-- Stored records start --

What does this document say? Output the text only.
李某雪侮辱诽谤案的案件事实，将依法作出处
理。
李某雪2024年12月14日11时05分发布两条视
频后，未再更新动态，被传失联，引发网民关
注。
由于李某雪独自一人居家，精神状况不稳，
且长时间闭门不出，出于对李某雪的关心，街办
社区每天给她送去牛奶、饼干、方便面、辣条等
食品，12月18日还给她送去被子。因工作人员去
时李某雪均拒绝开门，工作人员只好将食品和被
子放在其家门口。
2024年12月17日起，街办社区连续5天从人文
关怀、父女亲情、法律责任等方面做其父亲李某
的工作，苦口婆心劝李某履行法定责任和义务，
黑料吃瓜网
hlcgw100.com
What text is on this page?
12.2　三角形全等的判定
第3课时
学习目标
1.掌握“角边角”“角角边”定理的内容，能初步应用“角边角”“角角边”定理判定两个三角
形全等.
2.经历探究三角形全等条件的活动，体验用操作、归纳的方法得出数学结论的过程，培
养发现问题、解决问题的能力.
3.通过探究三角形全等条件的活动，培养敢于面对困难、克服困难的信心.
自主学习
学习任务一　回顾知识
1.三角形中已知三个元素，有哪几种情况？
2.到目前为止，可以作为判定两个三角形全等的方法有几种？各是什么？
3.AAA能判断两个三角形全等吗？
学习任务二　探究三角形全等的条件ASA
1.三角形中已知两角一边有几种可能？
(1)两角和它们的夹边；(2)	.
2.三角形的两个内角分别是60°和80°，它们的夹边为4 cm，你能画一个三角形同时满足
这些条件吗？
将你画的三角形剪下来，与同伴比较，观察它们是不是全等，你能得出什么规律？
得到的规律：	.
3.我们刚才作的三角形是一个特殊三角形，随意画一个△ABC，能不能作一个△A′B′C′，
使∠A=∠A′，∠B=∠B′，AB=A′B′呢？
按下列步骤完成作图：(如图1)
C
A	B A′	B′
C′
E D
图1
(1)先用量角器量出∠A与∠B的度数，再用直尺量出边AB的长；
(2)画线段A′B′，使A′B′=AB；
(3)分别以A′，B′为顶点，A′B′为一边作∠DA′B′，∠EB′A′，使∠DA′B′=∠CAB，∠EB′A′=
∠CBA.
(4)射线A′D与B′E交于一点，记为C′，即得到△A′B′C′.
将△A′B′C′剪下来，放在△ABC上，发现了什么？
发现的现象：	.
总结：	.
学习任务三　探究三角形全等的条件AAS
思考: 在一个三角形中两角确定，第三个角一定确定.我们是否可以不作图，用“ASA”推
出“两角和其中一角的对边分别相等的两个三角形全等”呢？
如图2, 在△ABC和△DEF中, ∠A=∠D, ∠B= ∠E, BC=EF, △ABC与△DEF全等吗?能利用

-- Stored records end --
-- Stored records start --

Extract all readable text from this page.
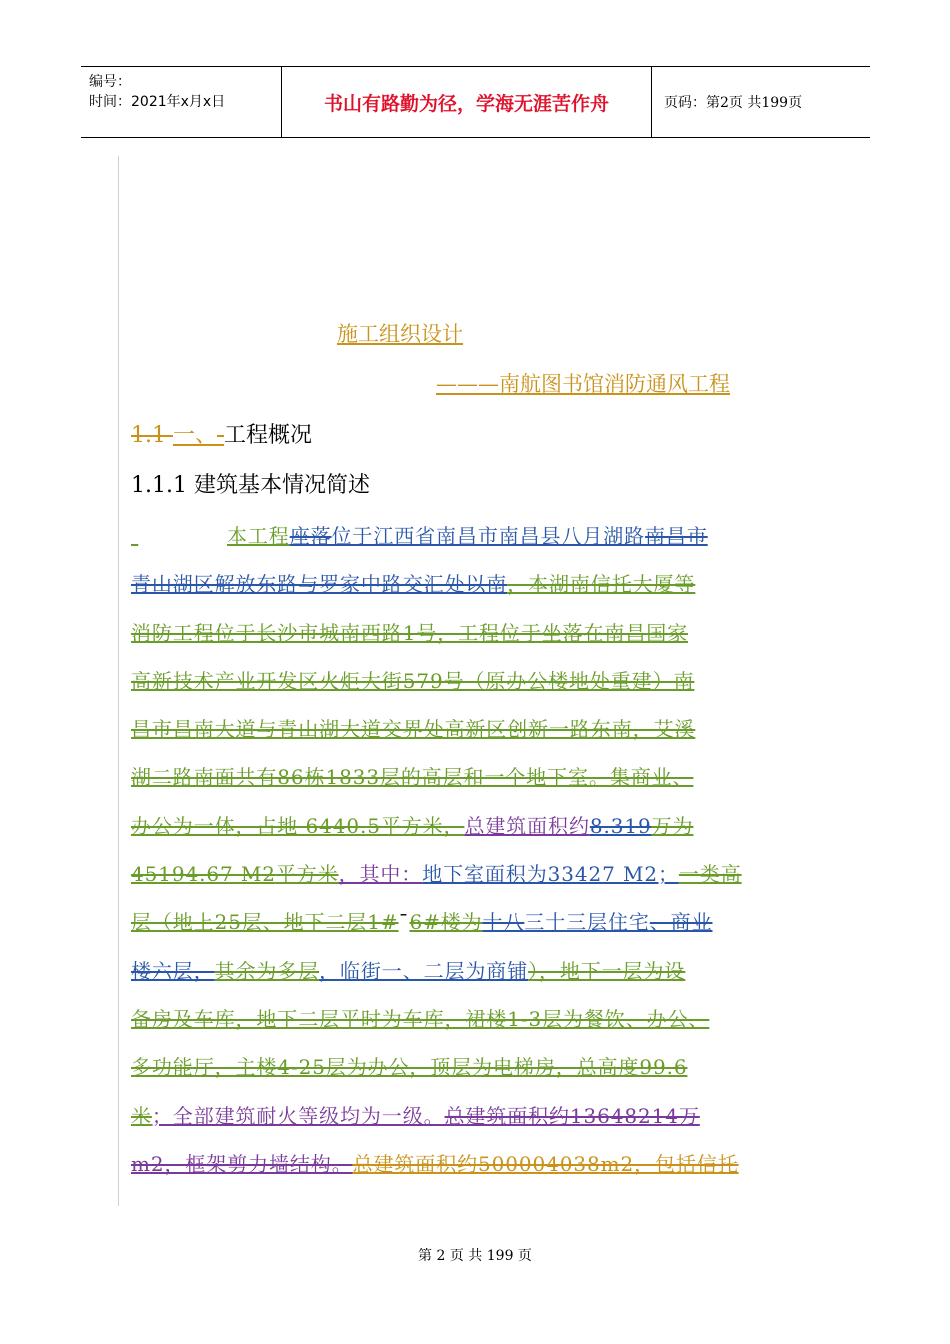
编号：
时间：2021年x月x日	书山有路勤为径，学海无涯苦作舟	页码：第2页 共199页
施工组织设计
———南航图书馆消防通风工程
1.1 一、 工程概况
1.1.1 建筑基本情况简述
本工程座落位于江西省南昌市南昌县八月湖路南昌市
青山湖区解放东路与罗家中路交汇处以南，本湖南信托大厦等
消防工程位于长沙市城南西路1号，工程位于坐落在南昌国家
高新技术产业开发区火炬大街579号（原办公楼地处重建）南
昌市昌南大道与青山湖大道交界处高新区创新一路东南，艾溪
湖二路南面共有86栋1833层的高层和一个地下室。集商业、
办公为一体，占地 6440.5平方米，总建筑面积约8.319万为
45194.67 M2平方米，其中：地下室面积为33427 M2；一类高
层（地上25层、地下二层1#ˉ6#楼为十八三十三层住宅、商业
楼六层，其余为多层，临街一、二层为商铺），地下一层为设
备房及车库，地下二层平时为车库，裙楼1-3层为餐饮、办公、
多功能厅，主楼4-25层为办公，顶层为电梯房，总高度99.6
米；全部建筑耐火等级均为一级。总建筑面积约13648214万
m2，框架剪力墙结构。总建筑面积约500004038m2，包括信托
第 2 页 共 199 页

-- Stored records end --

Set problem
Where a line above includes "text", copy that line.

Correct response
What does this document say? Output the text only.
What text is on this page?
Extract all readable text from this page.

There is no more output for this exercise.